* **TASK DIRECTIONS**
According to the passage on prostaglandin-based drugs, what is the approximate half-life of treprostinil?

* **PASSAGE FOR REVIEW**
39. Pulmonary Hypertension PGI2 lowers peripheral, pulmonary, and coronary resistance. It has been used to treat pulmonary and also portopulmonary hypertension. Epoprostenol a preparation of PGI2 is used for primary pulmonary hypertension.
40. Pulmonary Hypertension (Cont’d) Epoprostenol has a short half-life (3–5 min.) so continuous prolonged IV infusion through a central line is necessary. Several drugs with longer half-lives are used clinically. Iloprost (half-life about 30 minutes), & Treprostinil (half-life about 4 hours) are some examples.
41. Blood Cells low-dose aspirin (81 mg/d) selectively and irreversibly inhibits platelet COX-1 and TXA2 production. It does not modify systemic COX-1 or COX-2. Macrophage COX-2 contributes 10% of the increment in TXA2 in smokers (the rest is derived from platelets). Cardioprotective actions of low- and high-dose aspirin suggest an inverse dose-response relationship. This reflects increasing inhibition of PGI2 synthesis at higher doses of aspirin.
42. Blood Cells (Cont’d) Low-dose aspirin reduces the secondary incidence of heart attack and stroke by 25%. However, it elevates the low risk of serious GI bleeding twofold. Low-dose aspirin also reduces the incidence of first myocardial infarction. However, in this case, the benefit versus risk of GI bleeding is less clear.
43. Blood Cells (Cont’d) Reversible nonselective NSAIDs (ibuprofen) do not have this effect. Selective COX-2 inhibitors do not alter platelet TXA2 and are not platelet inhibitors. However, COX-2-derived PGI2 generation is suppressed during selective COX-2 inhibition. This removes a restraint on the cardiovascular action of TXA2. It is highly likely that selective COX-2 inhibition contributes to the increased thrombotic events in humans.
44. Glaucoma PGE and PGF derivatives lower IOP but its mechanism is unclear. Latanoprost, a PGF2α derivative, is used for glaucoma. Similar drugs with ocular hypotensive effects are: bimatoprost, travoprost, and unoprostone. Adverse effects include irreversible brown pigmentation of the iris and eyelashes, and conjunctivitis.
45. Kidney The major renal eicosanoid products are PGE2 and PGI2 , followed by PGF2α and TXA2. PGs play important roles in maintaining blood pressure and regulating renal function. This is crucial in marginally functioning kidneys and volume-contracted states. Renal COX-2-derived PGE2 and PGI2 maintain renal blood flow and GFR through their local vasodilating effects.

* **MATERIAL SHOWN**
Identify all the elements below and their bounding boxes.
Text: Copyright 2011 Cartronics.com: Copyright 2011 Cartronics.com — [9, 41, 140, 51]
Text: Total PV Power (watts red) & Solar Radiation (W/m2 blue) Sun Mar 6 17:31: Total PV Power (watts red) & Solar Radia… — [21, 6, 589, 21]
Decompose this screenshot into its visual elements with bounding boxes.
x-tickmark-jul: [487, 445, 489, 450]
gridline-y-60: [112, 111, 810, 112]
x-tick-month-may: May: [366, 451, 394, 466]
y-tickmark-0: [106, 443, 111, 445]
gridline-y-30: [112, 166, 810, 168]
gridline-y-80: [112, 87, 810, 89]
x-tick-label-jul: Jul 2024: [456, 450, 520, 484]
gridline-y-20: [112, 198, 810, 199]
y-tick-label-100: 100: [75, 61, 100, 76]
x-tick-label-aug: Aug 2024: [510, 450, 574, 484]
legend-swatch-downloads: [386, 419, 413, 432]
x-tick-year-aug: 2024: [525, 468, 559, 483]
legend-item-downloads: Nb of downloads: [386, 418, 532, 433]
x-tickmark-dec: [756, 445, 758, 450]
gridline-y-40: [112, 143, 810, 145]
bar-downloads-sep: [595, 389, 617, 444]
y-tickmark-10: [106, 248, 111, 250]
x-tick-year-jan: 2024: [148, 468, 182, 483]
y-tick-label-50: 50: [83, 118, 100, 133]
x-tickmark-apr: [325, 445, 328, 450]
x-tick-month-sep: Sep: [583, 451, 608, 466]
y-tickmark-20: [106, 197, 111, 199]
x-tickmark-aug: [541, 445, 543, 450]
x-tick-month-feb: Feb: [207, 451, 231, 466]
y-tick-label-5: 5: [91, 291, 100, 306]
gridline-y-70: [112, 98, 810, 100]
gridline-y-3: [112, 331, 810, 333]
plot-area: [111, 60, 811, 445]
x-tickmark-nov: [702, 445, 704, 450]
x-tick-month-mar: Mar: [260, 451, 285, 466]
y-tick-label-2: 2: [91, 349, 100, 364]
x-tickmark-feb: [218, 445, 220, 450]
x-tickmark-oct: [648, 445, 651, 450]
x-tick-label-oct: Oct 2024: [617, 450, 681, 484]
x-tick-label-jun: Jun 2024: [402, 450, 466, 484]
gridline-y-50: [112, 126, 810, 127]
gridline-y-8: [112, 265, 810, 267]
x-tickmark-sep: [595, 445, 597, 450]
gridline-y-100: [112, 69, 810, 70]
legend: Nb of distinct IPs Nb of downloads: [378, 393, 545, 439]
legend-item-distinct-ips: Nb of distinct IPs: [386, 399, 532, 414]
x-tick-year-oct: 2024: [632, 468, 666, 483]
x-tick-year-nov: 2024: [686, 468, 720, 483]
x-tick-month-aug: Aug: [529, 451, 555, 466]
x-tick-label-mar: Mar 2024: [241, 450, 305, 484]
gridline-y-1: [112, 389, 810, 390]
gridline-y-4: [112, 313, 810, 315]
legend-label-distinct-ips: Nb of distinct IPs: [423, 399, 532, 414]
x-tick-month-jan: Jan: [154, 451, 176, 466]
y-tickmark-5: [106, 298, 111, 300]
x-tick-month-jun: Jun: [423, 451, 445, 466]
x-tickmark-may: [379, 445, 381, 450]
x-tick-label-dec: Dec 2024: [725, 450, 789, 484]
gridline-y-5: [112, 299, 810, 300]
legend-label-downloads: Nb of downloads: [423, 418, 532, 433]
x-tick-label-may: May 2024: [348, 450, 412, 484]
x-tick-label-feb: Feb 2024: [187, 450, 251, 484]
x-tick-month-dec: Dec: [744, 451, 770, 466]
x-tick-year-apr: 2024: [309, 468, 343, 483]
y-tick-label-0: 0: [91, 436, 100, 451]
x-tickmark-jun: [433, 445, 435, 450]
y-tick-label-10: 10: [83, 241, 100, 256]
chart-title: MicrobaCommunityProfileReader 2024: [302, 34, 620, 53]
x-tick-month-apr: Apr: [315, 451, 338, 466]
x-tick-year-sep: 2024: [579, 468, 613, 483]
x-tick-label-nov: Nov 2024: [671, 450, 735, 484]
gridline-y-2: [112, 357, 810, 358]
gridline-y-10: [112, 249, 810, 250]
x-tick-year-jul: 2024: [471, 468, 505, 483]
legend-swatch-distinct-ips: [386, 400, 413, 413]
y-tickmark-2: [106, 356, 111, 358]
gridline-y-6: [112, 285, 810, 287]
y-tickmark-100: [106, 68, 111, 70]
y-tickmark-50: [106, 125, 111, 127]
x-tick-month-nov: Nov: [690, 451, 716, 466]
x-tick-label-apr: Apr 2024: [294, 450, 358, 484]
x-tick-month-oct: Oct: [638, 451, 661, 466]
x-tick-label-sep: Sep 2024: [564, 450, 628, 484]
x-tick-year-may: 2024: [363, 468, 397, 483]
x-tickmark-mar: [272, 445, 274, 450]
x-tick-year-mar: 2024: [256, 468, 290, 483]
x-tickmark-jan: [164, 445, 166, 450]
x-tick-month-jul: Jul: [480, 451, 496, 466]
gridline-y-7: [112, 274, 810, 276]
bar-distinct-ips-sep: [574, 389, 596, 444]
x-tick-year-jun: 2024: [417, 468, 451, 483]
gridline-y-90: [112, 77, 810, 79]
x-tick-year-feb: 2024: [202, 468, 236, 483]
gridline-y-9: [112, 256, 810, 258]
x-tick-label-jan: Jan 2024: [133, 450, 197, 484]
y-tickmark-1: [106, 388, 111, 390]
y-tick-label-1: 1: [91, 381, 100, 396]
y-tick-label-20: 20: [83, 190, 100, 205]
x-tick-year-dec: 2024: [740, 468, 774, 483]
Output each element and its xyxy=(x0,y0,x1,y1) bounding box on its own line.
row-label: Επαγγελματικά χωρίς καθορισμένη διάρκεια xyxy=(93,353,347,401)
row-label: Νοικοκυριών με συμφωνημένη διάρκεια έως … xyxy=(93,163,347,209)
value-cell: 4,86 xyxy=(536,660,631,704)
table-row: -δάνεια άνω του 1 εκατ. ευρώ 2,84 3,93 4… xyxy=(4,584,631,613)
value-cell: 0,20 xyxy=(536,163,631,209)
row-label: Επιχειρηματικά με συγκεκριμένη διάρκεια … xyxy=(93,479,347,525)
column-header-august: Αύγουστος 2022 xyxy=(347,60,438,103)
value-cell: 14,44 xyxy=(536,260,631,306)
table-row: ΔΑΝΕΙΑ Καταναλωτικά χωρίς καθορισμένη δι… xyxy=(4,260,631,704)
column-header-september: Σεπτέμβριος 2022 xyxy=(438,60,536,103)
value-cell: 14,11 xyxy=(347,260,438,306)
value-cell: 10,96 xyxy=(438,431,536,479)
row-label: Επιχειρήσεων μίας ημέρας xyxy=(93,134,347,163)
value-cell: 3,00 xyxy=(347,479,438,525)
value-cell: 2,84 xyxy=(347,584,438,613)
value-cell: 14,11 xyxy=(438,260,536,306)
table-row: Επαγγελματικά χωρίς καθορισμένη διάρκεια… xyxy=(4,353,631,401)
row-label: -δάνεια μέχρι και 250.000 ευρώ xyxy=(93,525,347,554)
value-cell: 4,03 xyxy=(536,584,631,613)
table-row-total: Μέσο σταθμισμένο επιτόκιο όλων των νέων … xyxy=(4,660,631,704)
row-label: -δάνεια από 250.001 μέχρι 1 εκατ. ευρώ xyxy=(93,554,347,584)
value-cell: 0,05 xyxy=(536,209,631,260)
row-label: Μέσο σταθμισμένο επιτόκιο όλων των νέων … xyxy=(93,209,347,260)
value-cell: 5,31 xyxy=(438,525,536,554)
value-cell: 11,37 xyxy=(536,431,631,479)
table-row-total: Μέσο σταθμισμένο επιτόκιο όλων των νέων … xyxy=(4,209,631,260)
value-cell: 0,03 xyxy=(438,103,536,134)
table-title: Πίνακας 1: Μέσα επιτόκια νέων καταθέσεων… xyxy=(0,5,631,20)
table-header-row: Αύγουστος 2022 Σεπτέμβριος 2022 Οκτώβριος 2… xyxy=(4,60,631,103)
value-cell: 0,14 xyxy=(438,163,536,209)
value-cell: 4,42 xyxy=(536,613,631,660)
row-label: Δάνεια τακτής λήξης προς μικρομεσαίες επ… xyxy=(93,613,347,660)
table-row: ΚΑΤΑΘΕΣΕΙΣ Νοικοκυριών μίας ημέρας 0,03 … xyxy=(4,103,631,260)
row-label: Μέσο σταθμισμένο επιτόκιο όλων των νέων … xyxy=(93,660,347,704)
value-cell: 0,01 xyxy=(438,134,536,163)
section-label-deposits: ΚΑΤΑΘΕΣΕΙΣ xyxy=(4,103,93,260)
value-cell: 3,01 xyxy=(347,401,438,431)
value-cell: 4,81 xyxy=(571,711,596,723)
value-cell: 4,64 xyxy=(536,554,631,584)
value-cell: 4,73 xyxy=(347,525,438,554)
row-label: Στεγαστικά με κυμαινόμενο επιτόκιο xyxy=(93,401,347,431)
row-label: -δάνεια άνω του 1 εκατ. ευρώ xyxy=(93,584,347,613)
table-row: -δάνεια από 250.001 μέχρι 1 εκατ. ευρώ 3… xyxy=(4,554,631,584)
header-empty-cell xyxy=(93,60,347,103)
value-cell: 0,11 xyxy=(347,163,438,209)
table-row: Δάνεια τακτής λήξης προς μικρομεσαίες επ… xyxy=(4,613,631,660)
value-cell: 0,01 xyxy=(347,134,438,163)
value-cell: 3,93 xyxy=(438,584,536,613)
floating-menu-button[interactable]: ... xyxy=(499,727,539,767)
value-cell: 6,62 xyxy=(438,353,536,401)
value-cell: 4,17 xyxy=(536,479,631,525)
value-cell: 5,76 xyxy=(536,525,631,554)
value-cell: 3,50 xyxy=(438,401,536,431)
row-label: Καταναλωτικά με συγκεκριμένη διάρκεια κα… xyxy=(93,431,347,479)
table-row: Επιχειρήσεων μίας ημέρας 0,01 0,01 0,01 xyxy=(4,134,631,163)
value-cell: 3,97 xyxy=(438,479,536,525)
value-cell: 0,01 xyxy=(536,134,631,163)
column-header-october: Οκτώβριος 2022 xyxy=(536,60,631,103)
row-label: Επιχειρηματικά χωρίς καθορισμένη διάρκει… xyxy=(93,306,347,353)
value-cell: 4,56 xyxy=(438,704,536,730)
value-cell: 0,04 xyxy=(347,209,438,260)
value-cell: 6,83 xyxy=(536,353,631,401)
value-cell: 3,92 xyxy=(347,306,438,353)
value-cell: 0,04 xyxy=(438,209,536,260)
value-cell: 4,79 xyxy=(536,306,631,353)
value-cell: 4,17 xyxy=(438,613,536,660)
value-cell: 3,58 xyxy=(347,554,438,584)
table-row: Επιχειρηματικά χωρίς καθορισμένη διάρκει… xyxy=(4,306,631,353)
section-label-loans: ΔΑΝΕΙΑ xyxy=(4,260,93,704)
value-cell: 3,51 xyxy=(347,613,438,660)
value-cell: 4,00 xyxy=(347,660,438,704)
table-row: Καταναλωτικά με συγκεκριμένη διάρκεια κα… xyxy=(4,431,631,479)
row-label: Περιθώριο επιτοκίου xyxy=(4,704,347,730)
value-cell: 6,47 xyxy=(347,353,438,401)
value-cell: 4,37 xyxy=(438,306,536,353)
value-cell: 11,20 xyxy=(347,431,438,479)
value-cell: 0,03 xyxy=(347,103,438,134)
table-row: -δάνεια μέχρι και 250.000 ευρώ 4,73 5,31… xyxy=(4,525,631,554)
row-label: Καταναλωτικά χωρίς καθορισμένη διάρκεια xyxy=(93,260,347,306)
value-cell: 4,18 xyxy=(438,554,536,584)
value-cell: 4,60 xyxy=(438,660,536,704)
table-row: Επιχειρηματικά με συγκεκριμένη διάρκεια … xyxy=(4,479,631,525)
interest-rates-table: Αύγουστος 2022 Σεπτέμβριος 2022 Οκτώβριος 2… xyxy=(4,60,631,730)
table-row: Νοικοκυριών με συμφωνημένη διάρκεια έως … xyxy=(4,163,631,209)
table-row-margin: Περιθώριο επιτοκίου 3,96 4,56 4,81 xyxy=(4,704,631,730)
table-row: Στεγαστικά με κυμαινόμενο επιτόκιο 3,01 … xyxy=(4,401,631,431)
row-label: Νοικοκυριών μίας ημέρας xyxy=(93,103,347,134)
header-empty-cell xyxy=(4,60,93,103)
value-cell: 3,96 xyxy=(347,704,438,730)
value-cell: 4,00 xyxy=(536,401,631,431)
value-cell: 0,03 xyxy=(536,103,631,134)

* **RESPONSE AREA**
About 4 hours.